Rows from a dataset:

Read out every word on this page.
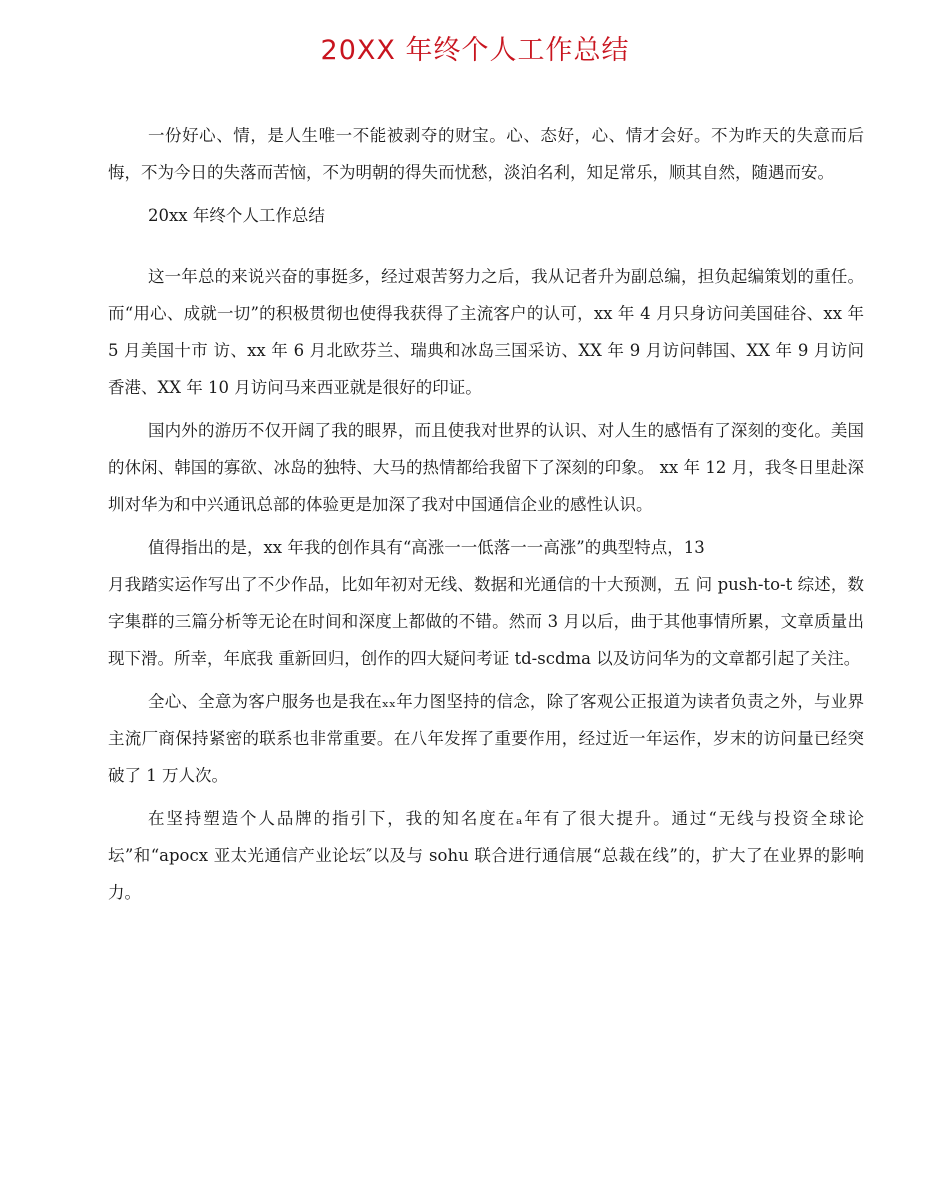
20XX 年终个人工作总结

一份好心、情，是人生唯一不能被剥夺的财宝。心、态好，心、情才会好。不为昨天的失意而后悔，不为今日的失落而苦恼，不为明朝的得失而忧愁，淡泊名利，知足常乐，顺其自然，随遇而安。

20xx 年终个人工作总结

这一年总的来说兴奋的事挺多，经过艰苦努力之后，我从记者升为副总编，担负起编策划的重任。而“用心、成就一切”的积极贯彻也使得我获得了主流客户的认可，xx 年 4 月只身访问美国硅谷、xx 年 5 月美国十市 访、xx 年 6 月北欧芬兰、瑞典和冰岛三国采访、XX 年 9 月访问韩国、XX 年 9 月访问香港、XX 年 10 月访问马来西亚就是很好的印证。

国内外的游历不仅开阔了我的眼界，而且使我对世界的认识、对人生的感悟有了深刻的变化。美国的休闲、韩国的寡欲、冰岛的独特、大马的热情都给我留下了深刻的印象。 xx 年 12 月，我冬日里赴深圳对华为和中兴通讯总部的体验更是加深了我对中国通信企业的感性认识。

值得指出的是，xx 年我的创作具有“高涨一一低落一一高涨”的典型特点，13

月我踏实运作写出了不少作品，比如年初对无线、数据和光通信的十大预测，五 问 push-to-t 综述，数字集群的三篇分析等无论在时间和深度上都做的不错。然而 3 月以后，曲于其他事情所累，文章质量出现下滑。所幸，年底我 重新回归，创作的四大疑问考证 td-scdma 以及访问华为的文章都引起了关注。

全心、全意为客户服务也是我在ₓₓ年力图坚持的信念，除了客观公正报道为读者负责之外，与业界主流厂商保持紧密的联系也非常重要。在八年发挥了重要作用，经过近一年运作，岁末的访问量已经突破了 1 万人次。

在坚持塑造个人品牌的指引下，我的知名度在ₐ年有了很大提升。通过“无线与投资全球论坛”和“apocx 亚太光通信产业论坛″以及与 sohu 联合进行通信展“总裁在线”的，扩大了在业界的影响力。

■ What is being asked ■
The entries above are to be returned exactly, without their pictures.

■ Answer for this exercise ■
Read out every word on this page.
20XX 年终个人工作总结

一份好心、情，是人生唯一不能被剥夺的财宝。心、态好，心、情才会好。不为昨天的失意而后悔，不为今日的失落而苦恼，不为明朝的得失而忧愁，淡泊名利，知足常乐，顺其自然，随遇而安。

20xx 年终个人工作总结

这一年总的来说兴奋的事挺多，经过艰苦努力之后，我从记者升为副总编，担负起编策划的重任。而“用心、成就一切”的积极贯彻也使得我获得了主流客户的认可，xx 年 4 月只身访问美国硅谷、xx 年 5 月美国十市 访、xx 年 6 月北欧芬兰、瑞典和冰岛三国采访、XX 年 9 月访问韩国、XX 年 9 月访问香港、XX 年 10 月访问马来西亚就是很好的印证。

国内外的游历不仅开阔了我的眼界，而且使我对世界的认识、对人生的感悟有了深刻的变化。美国的休闲、韩国的寡欲、冰岛的独特、大马的热情都给我留下了深刻的印象。 xx 年 12 月，我冬日里赴深圳对华为和中兴通讯总部的体验更是加深了我对中国通信企业的感性认识。

值得指出的是，xx 年我的创作具有“高涨一一低落一一高涨”的典型特点，13

月我踏实运作写出了不少作品，比如年初对无线、数据和光通信的十大预测，五 问 push-to-t 综述，数字集群的三篇分析等无论在时间和深度上都做的不错。然而 3 月以后，曲于其他事情所累，文章质量出现下滑。所幸，年底我 重新回归，创作的四大疑问考证 td-scdma 以及访问华为的文章都引起了关注。

全心、全意为客户服务也是我在ₓₓ年力图坚持的信念，除了客观公正报道为读者负责之外，与业界主流厂商保持紧密的联系也非常重要。在八年发挥了重要作用，经过近一年运作，岁末的访问量已经突破了 1 万人次。

在坚持塑造个人品牌的指引下，我的知名度在ₐ年有了很大提升。通过“无线与投资全球论坛”和“apocx 亚太光通信产业论坛″以及与 sohu 联合进行通信展“总裁在线”的，扩大了在业界的影响力。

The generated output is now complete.